Transcribe everything in the data word for word. Pictures are left out.
__________________________________________________
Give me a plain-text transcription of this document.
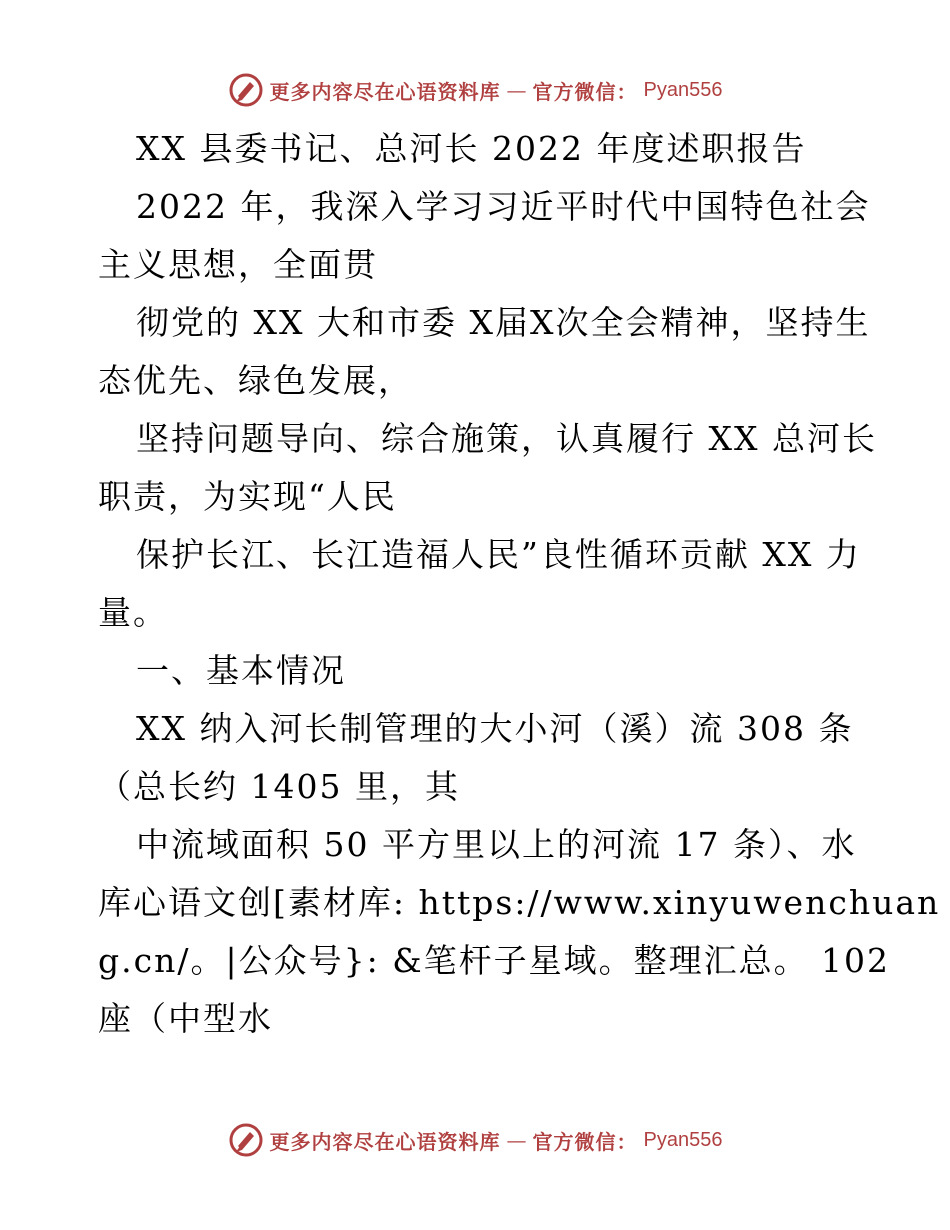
更多内容尽在心语资料库 — 官方微信： Pyan556
XX 县委书记、总河长 2022 年度述职报告
2022 年，我深入学习习近平时代中国特色社会
主义思想，全面贯
彻党的 XX 大和市委 X届X次全会精神，坚持生
态优先、绿色发展，
坚持问题导向、综合施策，认真履行 XX 总河长
职责，为实现“人民
保护长江、长江造福人民”良性循环贡献 XX 力
量。
一、基本情况
XX 纳入河长制管理的大小河（溪）流 308 条
（总长约 1405 里，其
中流域面积 50 平方里以上的河流 17 条）、水
库心语文创[素材库: https://www.xinyuwenchuan
g.cn/。|公众号}: &笔杆子星域。整理汇总。 102
座（中型水
更多内容尽在心语资料库 — 官方微信： Pyan556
__________________________________________________
RESPONSE:
Give me a plain-text transcription of this document.
更多内容尽在心语资料库 — 官方微信： Pyan556
XX 县委书记、总河长 2022 年度述职报告
2022 年，我深入学习习近平时代中国特色社会
主义思想，全面贯
彻党的 XX 大和市委 X届X次全会精神，坚持生
态优先、绿色发展，
坚持问题导向、综合施策，认真履行 XX 总河长
职责，为实现“人民
保护长江、长江造福人民”良性循环贡献 XX 力
量。
一、基本情况
XX 纳入河长制管理的大小河（溪）流 308 条
（总长约 1405 里，其
中流域面积 50 平方里以上的河流 17 条）、水
库心语文创[素材库: https://www.xinyuwenchuan
g.cn/。|公众号}: &笔杆子星域。整理汇总。 102
座（中型水
更多内容尽在心语资料库 — 官方微信： Pyan556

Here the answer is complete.